* START Raw records *

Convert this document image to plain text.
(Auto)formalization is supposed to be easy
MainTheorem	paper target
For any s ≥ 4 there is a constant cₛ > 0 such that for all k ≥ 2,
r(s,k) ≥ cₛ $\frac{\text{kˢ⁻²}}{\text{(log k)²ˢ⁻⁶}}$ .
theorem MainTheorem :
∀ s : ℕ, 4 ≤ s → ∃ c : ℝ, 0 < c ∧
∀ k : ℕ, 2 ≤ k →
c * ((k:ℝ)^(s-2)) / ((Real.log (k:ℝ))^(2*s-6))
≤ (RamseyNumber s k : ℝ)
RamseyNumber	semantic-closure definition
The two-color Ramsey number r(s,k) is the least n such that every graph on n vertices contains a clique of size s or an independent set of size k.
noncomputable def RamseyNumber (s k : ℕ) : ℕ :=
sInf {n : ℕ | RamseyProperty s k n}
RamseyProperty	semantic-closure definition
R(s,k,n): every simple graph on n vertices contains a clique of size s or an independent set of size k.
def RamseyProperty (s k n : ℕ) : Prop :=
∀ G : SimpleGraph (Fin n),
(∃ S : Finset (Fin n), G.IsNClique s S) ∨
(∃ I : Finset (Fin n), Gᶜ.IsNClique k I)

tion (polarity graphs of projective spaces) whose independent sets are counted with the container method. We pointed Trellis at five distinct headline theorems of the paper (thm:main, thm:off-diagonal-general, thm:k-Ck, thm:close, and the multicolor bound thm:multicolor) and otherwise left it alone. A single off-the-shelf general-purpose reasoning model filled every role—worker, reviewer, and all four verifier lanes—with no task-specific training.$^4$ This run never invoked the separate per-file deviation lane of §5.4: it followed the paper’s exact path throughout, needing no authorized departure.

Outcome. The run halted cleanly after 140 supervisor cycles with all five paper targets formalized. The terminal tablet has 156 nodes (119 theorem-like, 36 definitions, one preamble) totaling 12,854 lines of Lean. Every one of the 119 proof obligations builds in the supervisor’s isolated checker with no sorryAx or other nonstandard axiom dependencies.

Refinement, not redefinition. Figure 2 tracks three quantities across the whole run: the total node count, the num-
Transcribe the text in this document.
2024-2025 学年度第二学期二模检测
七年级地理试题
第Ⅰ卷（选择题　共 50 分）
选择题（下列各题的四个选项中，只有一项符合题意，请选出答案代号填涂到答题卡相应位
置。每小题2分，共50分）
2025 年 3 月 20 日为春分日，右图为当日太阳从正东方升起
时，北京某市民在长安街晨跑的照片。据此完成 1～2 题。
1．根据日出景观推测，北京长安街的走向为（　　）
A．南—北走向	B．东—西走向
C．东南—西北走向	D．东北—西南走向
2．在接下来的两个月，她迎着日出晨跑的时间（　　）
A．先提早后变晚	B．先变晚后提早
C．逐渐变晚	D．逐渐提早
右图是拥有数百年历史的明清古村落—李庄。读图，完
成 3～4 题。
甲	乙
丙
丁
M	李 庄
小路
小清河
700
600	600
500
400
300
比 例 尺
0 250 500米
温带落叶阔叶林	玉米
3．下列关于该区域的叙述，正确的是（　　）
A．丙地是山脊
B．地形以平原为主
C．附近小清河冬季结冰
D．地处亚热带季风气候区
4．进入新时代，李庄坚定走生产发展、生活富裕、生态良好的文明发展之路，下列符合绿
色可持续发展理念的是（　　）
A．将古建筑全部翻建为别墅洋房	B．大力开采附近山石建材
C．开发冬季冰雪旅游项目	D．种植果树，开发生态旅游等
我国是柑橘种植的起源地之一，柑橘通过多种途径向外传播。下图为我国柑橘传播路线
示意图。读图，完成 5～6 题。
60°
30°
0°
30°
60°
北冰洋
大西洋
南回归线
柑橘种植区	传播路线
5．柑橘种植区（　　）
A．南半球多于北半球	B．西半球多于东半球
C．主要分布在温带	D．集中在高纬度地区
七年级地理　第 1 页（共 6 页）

* END Raw records *

▸ Written task
Give back exactly the lines that run from the line with "Transcribe the text in this document." through the close of the material, counting both ends, and nothing more.

▸ Task response
Transcribe the text in this document.
2024-2025 学年度第二学期二模检测
七年级地理试题
第Ⅰ卷（选择题　共 50 分）
选择题（下列各题的四个选项中，只有一项符合题意，请选出答案代号填涂到答题卡相应位
置。每小题2分，共50分）
2025 年 3 月 20 日为春分日，右图为当日太阳从正东方升起
时，北京某市民在长安街晨跑的照片。据此完成 1～2 题。
1．根据日出景观推测，北京长安街的走向为（　　）
A．南—北走向	B．东—西走向
C．东南—西北走向	D．东北—西南走向
2．在接下来的两个月，她迎着日出晨跑的时间（　　）
A．先提早后变晚	B．先变晚后提早
C．逐渐变晚	D．逐渐提早
右图是拥有数百年历史的明清古村落—李庄。读图，完
成 3～4 题。
甲	乙
丙
丁
M	李 庄
小路
小清河
700
600	600
500
400
300
比 例 尺
0 250 500米
温带落叶阔叶林	玉米
3．下列关于该区域的叙述，正确的是（　　）
A．丙地是山脊
B．地形以平原为主
C．附近小清河冬季结冰
D．地处亚热带季风气候区
4．进入新时代，李庄坚定走生产发展、生活富裕、生态良好的文明发展之路，下列符合绿
色可持续发展理念的是（　　）
A．将古建筑全部翻建为别墅洋房	B．大力开采附近山石建材
C．开发冬季冰雪旅游项目	D．种植果树，开发生态旅游等
我国是柑橘种植的起源地之一，柑橘通过多种途径向外传播。下图为我国柑橘传播路线
示意图。读图，完成 5～6 题。
60°
30°
0°
30°
60°
北冰洋
大西洋
南回归线
柑橘种植区	传播路线
5．柑橘种植区（　　）
A．南半球多于北半球	B．西半球多于东半球
C．主要分布在温带	D．集中在高纬度地区
七年级地理　第 1 页（共 6 页）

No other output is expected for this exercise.